▶ _Material provided_:
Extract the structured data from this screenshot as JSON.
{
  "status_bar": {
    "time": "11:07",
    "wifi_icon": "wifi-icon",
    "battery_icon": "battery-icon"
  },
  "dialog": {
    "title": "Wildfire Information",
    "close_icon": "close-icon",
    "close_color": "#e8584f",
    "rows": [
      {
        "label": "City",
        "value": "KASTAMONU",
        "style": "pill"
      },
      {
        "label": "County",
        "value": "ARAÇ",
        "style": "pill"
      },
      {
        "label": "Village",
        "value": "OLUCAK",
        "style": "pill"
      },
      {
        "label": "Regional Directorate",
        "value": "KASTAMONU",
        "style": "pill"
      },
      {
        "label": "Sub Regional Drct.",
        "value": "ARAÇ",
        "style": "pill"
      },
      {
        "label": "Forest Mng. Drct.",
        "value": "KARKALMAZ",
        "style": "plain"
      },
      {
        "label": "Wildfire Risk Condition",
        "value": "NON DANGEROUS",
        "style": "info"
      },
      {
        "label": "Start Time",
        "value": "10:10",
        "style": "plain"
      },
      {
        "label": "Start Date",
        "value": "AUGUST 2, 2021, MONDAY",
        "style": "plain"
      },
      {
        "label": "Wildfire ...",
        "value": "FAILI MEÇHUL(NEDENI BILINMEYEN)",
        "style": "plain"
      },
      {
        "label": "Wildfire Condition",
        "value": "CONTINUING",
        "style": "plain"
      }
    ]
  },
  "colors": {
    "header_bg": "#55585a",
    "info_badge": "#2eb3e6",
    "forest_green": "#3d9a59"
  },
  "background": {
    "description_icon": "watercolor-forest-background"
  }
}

▶ _Problem requirements_: Check each line of these records for the string "label" and state only how many lines have it.

▶ _Task answer_: 11